— start Input for this task —

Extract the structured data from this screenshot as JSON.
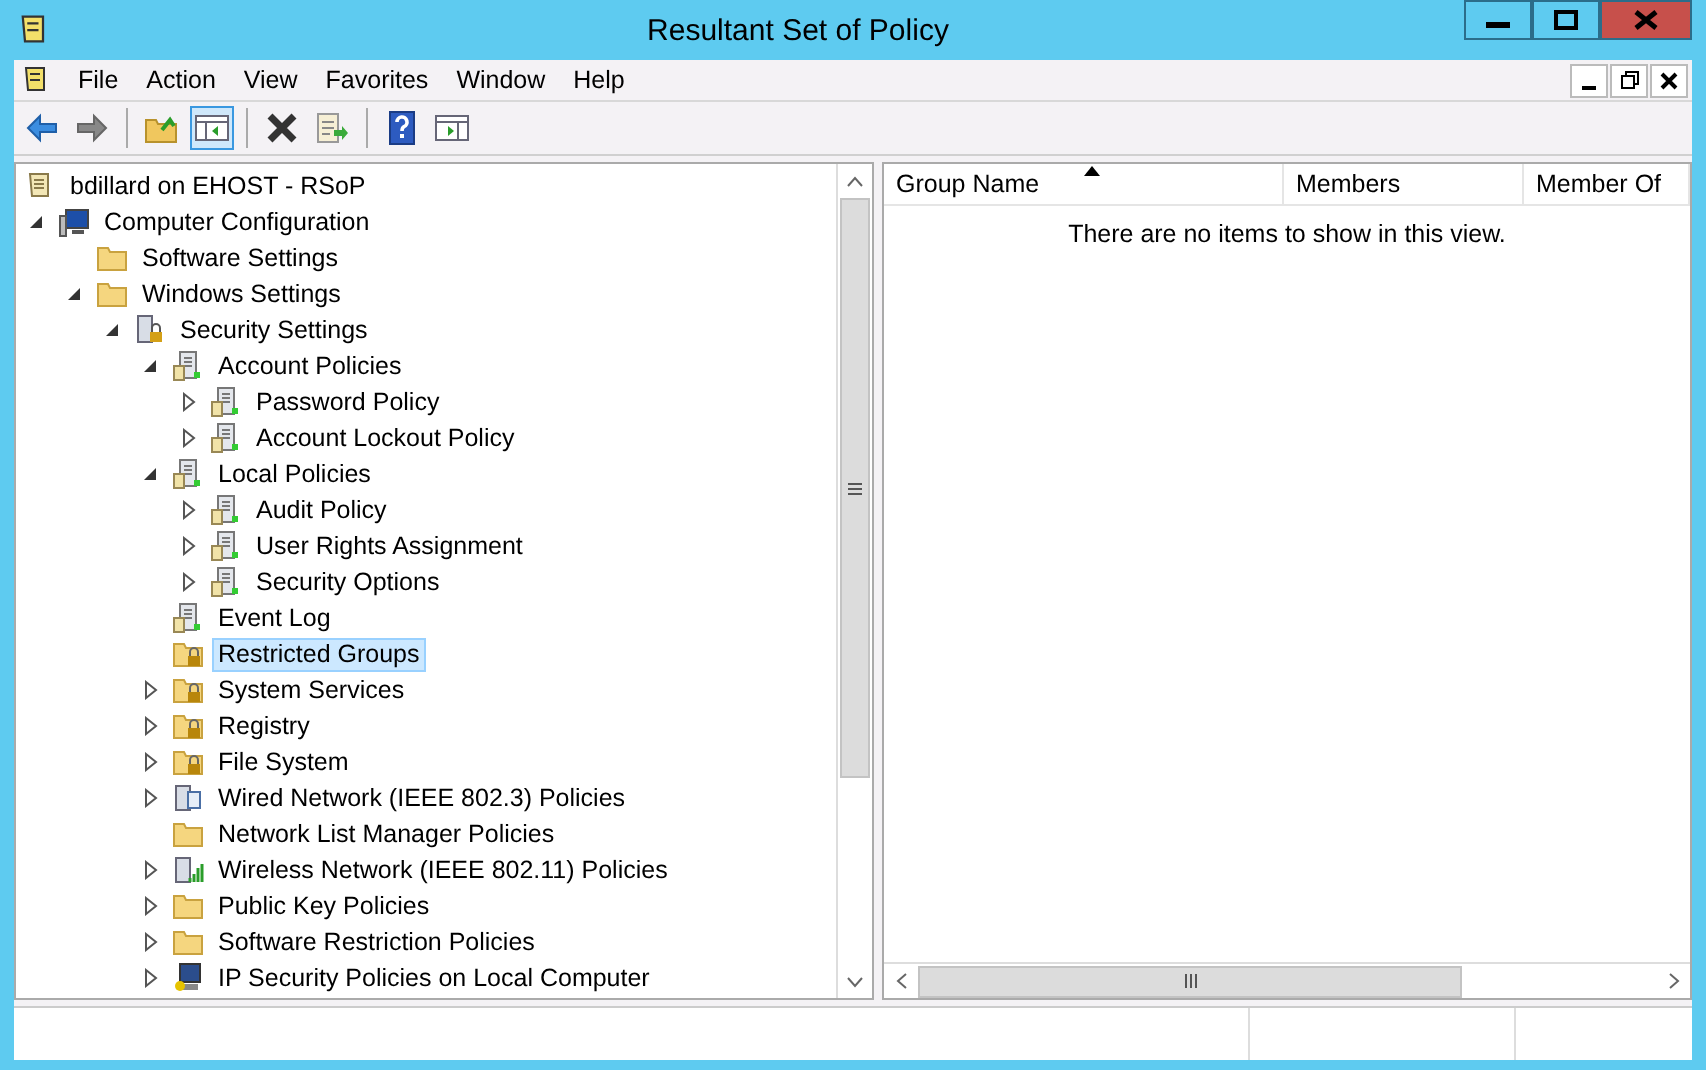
{
  "window": {
    "title": "Resultant Set of Policy"
  },
  "menu": [
    "File",
    "Action",
    "View",
    "Favorites",
    "Window",
    "Help"
  ],
  "toolbar": [
    {
      "kind": "back",
      "pressed": false
    },
    {
      "kind": "forward",
      "pressed": false
    },
    {
      "kind": "separator"
    },
    {
      "kind": "up",
      "pressed": false
    },
    {
      "kind": "tree",
      "pressed": true
    },
    {
      "kind": "separator"
    },
    {
      "kind": "delete",
      "pressed": false
    },
    {
      "kind": "export",
      "pressed": false
    },
    {
      "kind": "separator"
    },
    {
      "kind": "help",
      "pressed": false
    },
    {
      "kind": "pane",
      "pressed": false
    }
  ],
  "tree": [
    {
      "label": "bdillard on EHOST - RSoP",
      "kind": "doc",
      "selected": false,
      "children": [
        {
          "label": "Computer Configuration",
          "kind": "computer",
          "expanded": true,
          "selected": false,
          "children": [
            {
              "label": "Software Settings",
              "kind": "folder",
              "selected": false
            },
            {
              "label": "Windows Settings",
              "kind": "folder",
              "expanded": true,
              "selected": false,
              "children": [
                {
                  "label": "Security Settings",
                  "kind": "secure",
                  "expanded": true,
                  "selected": false,
                  "children": [
                    {
                      "label": "Account Policies",
                      "kind": "policy",
                      "expanded": true,
                      "selected": false,
                      "children": [
                        {
                          "label": "Password Policy",
                          "kind": "policy",
                          "expanded": false,
                          "selected": false
                        },
                        {
                          "label": "Account Lockout Policy",
                          "kind": "policy",
                          "expanded": false,
                          "selected": false
                        }
                      ]
                    },
                    {
                      "label": "Local Policies",
                      "kind": "policy",
                      "expanded": true,
                      "selected": false,
                      "children": [
                        {
                          "label": "Audit Policy",
                          "kind": "policy",
                          "expanded": false,
                          "selected": false
                        },
                        {
                          "label": "User Rights Assignment",
                          "kind": "policy",
                          "expanded": false,
                          "selected": false
                        },
                        {
                          "label": "Security Options",
                          "kind": "policy",
                          "expanded": false,
                          "selected": false
                        }
                      ]
                    },
                    {
                      "label": "Event Log",
                      "kind": "policy",
                      "selected": false
                    },
                    {
                      "label": "Restricted Groups",
                      "kind": "lockfolder",
                      "selected": true
                    },
                    {
                      "label": "System Services",
                      "kind": "lockfolder",
                      "expanded": false,
                      "selected": false
                    },
                    {
                      "label": "Registry",
                      "kind": "lockfolder",
                      "expanded": false,
                      "selected": false
                    },
                    {
                      "label": "File System",
                      "kind": "lockfolder",
                      "expanded": false,
                      "selected": false
                    },
                    {
                      "label": "Wired Network (IEEE 802.3) Policies",
                      "kind": "network",
                      "expanded": false,
                      "selected": false
                    },
                    {
                      "label": "Network List Manager Policies",
                      "kind": "folder",
                      "selected": false
                    },
                    {
                      "label": "Wireless Network (IEEE 802.11) Policies",
                      "kind": "wireless",
                      "expanded": false,
                      "selected": false
                    },
                    {
                      "label": "Public Key Policies",
                      "kind": "folder",
                      "expanded": false,
                      "selected": false
                    },
                    {
                      "label": "Software Restriction Policies",
                      "kind": "folder",
                      "expanded": false,
                      "selected": false
                    },
                    {
                      "label": "IP Security Policies on Local Computer",
                      "kind": "ipsec",
                      "expanded": false,
                      "selected": false
                    }
                  ]
                }
              ]
            }
          ]
        }
      ]
    }
  ],
  "list": {
    "columns": [
      {
        "label": "Group Name",
        "sorted": true
      },
      {
        "label": "Members",
        "sorted": false
      },
      {
        "label": "Member Of",
        "sorted": false
      }
    ],
    "empty_message": "There are no items to show in this view."
  }
}
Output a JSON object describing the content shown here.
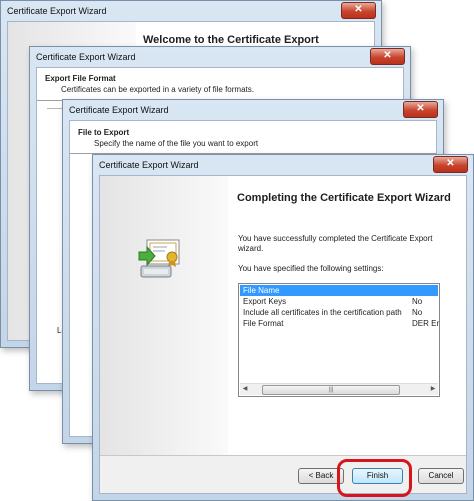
{
  "windows": [
    {
      "title": "Certificate Export Wizard",
      "header_title": "Welcome to the Certificate Export",
      "close_glyph": "✕"
    },
    {
      "title": "Certificate Export Wizard",
      "header_title": "Export File Format",
      "header_subtitle": "Certificates can be exported in a variety of file formats.",
      "footer_text": "Lea",
      "close_glyph": "✕"
    },
    {
      "title": "Certificate Export Wizard",
      "header_title": "File to Export",
      "header_subtitle": "Specify the name of the file you want to export",
      "close_glyph": "✕"
    }
  ],
  "main_window": {
    "title": "Certificate Export Wizard",
    "close_glyph": "✕",
    "heading": "Completing the Certificate Export Wizard",
    "description": "You have successfully completed the Certificate Export wizard.",
    "settings_label": "You have specified the following settings:",
    "settings": [
      {
        "name": "File Name",
        "value": "",
        "selected": true
      },
      {
        "name": "Export Keys",
        "value": "No",
        "selected": false
      },
      {
        "name": "Include all certificates in the certification path",
        "value": "No",
        "selected": false
      },
      {
        "name": "File Format",
        "value": "DER Enc",
        "selected": false
      }
    ],
    "scrollbar": {
      "left_arrow": "◀",
      "right_arrow": "▶",
      "grip": "|||"
    },
    "buttons": {
      "back": "< Back",
      "finish": "Finish",
      "cancel": "Cancel"
    },
    "icon": "certificate-export-icon",
    "highlight_color": "#d6151c",
    "selection_color": "#3399ff"
  }
}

— end Input for this task —

## What to produce
Using the listing, copy every line where the word "Software" shows up.

## Written solution
              "label": "Software Settings",
                      "label": "Software Restriction Policies",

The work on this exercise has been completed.